--- start of Entries shown ---
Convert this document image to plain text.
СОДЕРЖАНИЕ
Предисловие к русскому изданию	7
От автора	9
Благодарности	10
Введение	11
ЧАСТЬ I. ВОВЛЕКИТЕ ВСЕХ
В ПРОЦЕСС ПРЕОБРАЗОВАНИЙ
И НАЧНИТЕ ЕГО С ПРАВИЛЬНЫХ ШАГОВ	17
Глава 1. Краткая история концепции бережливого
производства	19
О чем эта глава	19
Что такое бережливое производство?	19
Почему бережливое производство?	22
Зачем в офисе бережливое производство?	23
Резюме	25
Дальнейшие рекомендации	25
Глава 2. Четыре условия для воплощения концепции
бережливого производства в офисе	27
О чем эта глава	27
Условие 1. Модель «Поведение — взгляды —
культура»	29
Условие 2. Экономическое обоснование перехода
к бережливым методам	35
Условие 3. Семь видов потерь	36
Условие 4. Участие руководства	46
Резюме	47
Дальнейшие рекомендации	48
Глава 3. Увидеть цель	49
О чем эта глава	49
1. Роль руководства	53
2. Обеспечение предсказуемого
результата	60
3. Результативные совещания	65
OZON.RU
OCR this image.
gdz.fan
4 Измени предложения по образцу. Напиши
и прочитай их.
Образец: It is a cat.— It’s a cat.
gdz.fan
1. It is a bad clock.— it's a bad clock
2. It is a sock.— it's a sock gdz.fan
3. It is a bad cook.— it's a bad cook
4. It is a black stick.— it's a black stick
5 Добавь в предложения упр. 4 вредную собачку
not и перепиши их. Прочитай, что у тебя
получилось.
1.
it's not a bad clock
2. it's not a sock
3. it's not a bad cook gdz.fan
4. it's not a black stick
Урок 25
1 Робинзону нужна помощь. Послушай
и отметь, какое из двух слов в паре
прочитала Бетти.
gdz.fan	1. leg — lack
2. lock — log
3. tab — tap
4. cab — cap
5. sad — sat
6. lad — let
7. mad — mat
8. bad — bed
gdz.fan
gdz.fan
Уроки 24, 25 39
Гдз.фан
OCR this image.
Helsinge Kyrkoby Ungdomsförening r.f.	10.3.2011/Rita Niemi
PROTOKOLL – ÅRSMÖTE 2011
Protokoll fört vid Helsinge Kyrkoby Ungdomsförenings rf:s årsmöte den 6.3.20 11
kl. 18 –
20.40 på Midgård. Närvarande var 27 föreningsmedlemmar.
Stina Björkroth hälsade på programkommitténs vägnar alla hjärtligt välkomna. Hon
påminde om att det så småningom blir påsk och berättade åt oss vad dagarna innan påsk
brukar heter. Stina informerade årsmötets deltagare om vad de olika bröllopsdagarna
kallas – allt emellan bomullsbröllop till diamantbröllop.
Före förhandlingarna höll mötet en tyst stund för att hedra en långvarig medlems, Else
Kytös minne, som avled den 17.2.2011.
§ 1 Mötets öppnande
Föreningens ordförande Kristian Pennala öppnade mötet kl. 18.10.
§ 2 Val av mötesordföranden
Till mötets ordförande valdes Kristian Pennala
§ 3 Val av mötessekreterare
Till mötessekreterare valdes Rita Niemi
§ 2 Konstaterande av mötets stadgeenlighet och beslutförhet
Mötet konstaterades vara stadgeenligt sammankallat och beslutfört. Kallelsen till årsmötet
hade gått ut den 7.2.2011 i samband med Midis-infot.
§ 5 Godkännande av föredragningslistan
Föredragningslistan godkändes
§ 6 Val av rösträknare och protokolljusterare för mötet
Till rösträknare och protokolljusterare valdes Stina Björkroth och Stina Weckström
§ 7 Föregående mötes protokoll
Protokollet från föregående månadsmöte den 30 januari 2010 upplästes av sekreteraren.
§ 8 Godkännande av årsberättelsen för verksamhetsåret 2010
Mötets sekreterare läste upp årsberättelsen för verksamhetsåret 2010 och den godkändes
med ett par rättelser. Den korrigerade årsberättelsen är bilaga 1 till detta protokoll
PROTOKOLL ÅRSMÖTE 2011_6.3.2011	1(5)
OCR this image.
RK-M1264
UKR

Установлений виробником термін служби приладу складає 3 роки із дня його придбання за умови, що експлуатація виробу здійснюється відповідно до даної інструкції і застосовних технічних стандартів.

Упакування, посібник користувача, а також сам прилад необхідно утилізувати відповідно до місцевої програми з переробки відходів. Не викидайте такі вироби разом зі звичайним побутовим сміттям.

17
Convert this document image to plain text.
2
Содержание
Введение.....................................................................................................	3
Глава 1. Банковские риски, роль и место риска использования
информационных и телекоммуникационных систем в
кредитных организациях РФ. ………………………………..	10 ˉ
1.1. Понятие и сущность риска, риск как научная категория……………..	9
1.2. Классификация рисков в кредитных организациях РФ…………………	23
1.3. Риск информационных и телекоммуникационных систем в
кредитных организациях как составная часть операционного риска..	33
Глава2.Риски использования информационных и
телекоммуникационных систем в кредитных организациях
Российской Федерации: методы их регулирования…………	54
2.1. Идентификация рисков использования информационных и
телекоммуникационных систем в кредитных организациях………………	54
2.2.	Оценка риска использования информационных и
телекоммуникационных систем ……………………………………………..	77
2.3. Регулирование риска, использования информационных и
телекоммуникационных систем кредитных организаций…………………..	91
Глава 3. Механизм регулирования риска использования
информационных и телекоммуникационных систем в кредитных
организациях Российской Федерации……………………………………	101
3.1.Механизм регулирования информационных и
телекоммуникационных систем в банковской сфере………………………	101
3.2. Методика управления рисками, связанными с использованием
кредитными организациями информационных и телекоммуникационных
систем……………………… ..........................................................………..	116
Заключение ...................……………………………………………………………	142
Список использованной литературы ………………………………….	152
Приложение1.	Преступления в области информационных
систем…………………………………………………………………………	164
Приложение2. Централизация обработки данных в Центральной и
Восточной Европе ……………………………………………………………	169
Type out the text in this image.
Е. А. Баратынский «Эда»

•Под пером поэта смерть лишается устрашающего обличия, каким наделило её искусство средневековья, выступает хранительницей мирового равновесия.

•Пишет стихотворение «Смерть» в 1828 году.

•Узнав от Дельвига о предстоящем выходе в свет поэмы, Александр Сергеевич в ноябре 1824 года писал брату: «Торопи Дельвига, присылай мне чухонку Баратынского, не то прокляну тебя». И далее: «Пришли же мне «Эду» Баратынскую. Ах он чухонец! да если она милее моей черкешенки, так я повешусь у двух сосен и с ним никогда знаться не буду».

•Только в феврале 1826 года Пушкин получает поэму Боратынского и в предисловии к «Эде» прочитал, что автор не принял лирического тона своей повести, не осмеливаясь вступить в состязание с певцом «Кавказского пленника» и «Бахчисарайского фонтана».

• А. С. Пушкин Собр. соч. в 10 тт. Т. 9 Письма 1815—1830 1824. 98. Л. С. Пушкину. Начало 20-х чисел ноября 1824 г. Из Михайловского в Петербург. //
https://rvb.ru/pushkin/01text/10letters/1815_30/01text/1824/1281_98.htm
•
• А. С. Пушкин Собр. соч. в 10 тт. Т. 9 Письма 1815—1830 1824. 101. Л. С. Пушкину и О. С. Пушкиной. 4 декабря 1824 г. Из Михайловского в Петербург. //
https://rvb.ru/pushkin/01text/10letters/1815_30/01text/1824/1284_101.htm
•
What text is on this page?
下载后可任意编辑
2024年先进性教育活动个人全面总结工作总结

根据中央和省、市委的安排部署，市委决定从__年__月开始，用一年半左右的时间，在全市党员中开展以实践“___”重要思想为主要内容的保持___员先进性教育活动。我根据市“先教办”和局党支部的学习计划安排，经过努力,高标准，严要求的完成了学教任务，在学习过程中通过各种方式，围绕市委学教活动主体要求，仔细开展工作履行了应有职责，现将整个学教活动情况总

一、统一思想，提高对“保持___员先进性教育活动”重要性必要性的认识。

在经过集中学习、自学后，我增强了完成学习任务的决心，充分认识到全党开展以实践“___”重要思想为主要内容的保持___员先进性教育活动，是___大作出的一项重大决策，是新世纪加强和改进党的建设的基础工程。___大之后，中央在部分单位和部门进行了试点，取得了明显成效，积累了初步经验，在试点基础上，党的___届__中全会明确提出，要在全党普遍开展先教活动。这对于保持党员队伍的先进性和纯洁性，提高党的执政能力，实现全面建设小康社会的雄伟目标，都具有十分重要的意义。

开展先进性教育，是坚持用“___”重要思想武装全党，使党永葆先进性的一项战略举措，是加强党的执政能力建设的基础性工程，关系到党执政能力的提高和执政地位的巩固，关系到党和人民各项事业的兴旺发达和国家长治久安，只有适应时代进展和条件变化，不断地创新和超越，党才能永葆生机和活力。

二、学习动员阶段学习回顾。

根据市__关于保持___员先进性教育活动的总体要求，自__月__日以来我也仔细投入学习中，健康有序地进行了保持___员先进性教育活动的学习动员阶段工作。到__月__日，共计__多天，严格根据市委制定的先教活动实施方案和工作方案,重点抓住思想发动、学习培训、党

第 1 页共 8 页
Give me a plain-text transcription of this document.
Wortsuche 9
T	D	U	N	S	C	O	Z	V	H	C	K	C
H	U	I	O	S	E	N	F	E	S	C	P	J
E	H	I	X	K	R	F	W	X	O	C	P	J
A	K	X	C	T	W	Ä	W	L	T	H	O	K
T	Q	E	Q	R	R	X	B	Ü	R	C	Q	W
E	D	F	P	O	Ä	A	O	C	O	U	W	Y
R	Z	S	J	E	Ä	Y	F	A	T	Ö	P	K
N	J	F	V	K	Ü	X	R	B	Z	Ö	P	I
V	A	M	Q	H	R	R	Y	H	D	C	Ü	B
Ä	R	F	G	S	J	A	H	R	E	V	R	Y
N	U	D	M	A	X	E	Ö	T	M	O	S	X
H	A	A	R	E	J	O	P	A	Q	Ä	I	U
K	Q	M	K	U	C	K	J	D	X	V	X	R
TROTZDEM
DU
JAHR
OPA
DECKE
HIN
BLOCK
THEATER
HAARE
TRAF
--- end of Entries shown ---
To be done: Copy every single line of the material above that holds "двух".

Solution below:
и отметь, какое из двух слов в паре
•Узнав от Дельвига о предстоящем выходе в свет поэмы, Александр Сергеевич в ноябре 1824 года писал брату: «Торопи Дельвига, присылай мне чухонку Баратынского, не то прокляну тебя». И далее: «Пришли же мне «Эду» Баратынскую. Ах он чухонец! да если она милее моей черкешенки, так я повешусь у двух сосен и с ним никогда знаться не буду».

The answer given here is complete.